> EXERCISE AIM
Copy out the complete listing, word for word.

> MATERIAL SUPPLIED
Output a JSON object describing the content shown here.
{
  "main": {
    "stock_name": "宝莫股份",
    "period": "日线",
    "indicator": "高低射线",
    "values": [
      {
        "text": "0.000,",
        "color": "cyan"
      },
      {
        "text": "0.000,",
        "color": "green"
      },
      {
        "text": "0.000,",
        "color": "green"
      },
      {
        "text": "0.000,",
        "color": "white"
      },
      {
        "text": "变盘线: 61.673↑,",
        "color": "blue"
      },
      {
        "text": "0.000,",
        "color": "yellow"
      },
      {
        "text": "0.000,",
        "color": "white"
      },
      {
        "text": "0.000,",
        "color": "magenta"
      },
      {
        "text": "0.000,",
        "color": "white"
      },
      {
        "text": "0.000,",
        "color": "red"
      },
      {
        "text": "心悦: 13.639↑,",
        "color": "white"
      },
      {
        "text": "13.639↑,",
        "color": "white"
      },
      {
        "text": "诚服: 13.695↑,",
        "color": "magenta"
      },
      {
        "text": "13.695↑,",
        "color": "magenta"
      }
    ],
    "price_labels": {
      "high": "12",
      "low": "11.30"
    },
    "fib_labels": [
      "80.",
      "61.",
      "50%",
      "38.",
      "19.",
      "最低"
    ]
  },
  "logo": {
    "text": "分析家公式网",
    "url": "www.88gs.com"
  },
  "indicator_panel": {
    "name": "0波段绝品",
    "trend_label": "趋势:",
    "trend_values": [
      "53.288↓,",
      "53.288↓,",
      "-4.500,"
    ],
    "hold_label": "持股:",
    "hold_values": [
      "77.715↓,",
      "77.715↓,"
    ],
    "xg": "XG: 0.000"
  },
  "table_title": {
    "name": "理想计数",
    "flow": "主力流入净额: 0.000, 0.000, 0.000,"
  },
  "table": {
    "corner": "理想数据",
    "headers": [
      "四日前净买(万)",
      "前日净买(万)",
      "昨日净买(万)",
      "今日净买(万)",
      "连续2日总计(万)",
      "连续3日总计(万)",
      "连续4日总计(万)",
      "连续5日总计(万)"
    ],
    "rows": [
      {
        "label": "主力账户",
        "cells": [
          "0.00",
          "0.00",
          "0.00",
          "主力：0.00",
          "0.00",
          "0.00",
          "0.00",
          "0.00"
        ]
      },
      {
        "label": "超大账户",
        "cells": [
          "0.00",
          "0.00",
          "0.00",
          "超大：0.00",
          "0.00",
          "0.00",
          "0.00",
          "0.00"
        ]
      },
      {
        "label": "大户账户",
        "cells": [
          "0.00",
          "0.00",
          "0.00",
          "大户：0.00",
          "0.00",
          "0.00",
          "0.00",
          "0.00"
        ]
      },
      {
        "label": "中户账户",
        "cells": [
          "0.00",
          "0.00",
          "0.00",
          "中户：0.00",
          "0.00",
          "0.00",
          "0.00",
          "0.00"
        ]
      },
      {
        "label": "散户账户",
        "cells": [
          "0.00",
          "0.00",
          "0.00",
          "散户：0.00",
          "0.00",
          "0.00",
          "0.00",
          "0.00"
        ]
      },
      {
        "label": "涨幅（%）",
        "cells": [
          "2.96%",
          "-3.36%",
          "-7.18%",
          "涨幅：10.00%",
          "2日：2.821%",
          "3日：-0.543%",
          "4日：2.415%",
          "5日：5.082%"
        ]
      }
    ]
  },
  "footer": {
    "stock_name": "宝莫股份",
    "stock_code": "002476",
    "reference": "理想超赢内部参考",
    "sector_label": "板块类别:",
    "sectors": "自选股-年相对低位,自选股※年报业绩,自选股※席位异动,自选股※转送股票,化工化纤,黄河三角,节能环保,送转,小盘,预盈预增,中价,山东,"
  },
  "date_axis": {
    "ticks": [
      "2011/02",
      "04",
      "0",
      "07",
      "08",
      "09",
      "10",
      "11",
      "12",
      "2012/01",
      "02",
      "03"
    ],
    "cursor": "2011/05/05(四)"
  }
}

> EXERCISE SOLUTION
Output a JSON object describing the content shown here.
{
  "main": {
    "stock_name": "宝莫股份",
    "period": "日线",
    "indicator": "高低射线",
    "values": [
      {
        "text": "0.000,",
        "color": "cyan"
      },
      {
        "text": "0.000,",
        "color": "green"
      },
      {
        "text": "0.000,",
        "color": "green"
      },
      {
        "text": "0.000,",
        "color": "white"
      },
      {
        "text": "变盘线: 61.673↑,",
        "color": "blue"
      },
      {
        "text": "0.000,",
        "color": "yellow"
      },
      {
        "text": "0.000,",
        "color": "white"
      },
      {
        "text": "0.000,",
        "color": "magenta"
      },
      {
        "text": "0.000,",
        "color": "white"
      },
      {
        "text": "0.000,",
        "color": "red"
      },
      {
        "text": "心悦: 13.639↑,",
        "color": "white"
      },
      {
        "text": "13.639↑,",
        "color": "white"
      },
      {
        "text": "诚服: 13.695↑,",
        "color": "magenta"
      },
      {
        "text": "13.695↑,",
        "color": "magenta"
      }
    ],
    "price_labels": {
      "high": "12",
      "low": "11.30"
    },
    "fib_labels": [
      "80.",
      "61.",
      "50%",
      "38.",
      "19.",
      "最低"
    ]
  },
  "logo": {
    "text": "分析家公式网",
    "url": "www.88gs.com"
  },
  "indicator_panel": {
    "name": "0波段绝品",
    "trend_label": "趋势:",
    "trend_values": [
      "53.288↓,",
      "53.288↓,",
      "-4.500,"
    ],
    "hold_label": "持股:",
    "hold_values": [
      "77.715↓,",
      "77.715↓,"
    ],
    "xg": "XG: 0.000"
  },
  "table_title": {
    "name": "理想计数",
    "flow": "主力流入净额: 0.000, 0.000, 0.000,"
  },
  "table": {
    "corner": "理想数据",
    "headers": [
      "四日前净买(万)",
      "前日净买(万)",
      "昨日净买(万)",
      "今日净买(万)",
      "连续2日总计(万)",
      "连续3日总计(万)",
      "连续4日总计(万)",
      "连续5日总计(万)"
    ],
    "rows": [
      {
        "label": "主力账户",
        "cells": [
          "0.00",
          "0.00",
          "0.00",
          "主力：0.00",
          "0.00",
          "0.00",
          "0.00",
          "0.00"
        ]
      },
      {
        "label": "超大账户",
        "cells": [
          "0.00",
          "0.00",
          "0.00",
          "超大：0.00",
          "0.00",
          "0.00",
          "0.00",
          "0.00"
        ]
      },
      {
        "label": "大户账户",
        "cells": [
          "0.00",
          "0.00",
          "0.00",
          "大户：0.00",
          "0.00",
          "0.00",
          "0.00",
          "0.00"
        ]
      },
      {
        "label": "中户账户",
        "cells": [
          "0.00",
          "0.00",
          "0.00",
          "中户：0.00",
          "0.00",
          "0.00",
          "0.00",
          "0.00"
        ]
      },
      {
        "label": "散户账户",
        "cells": [
          "0.00",
          "0.00",
          "0.00",
          "散户：0.00",
          "0.00",
          "0.00",
          "0.00",
          "0.00"
        ]
      },
      {
        "label": "涨幅（%）",
        "cells": [
          "2.96%",
          "-3.36%",
          "-7.18%",
          "涨幅：10.00%",
          "2日：2.821%",
          "3日：-0.543%",
          "4日：2.415%",
          "5日：5.082%"
        ]
      }
    ]
  },
  "footer": {
    "stock_name": "宝莫股份",
    "stock_code": "002476",
    "reference": "理想超赢内部参考",
    "sector_label": "板块类别:",
    "sectors": "自选股-年相对低位,自选股※年报业绩,自选股※席位异动,自选股※转送股票,化工化纤,黄河三角,节能环保,送转,小盘,预盈预增,中价,山东,"
  },
  "date_axis": {
    "ticks": [
      "2011/02",
      "04",
      "0",
      "07",
      "08",
      "09",
      "10",
      "11",
      "12",
      "2012/01",
      "02",
      "03"
    ],
    "cursor": "2011/05/05(四)"
  }
}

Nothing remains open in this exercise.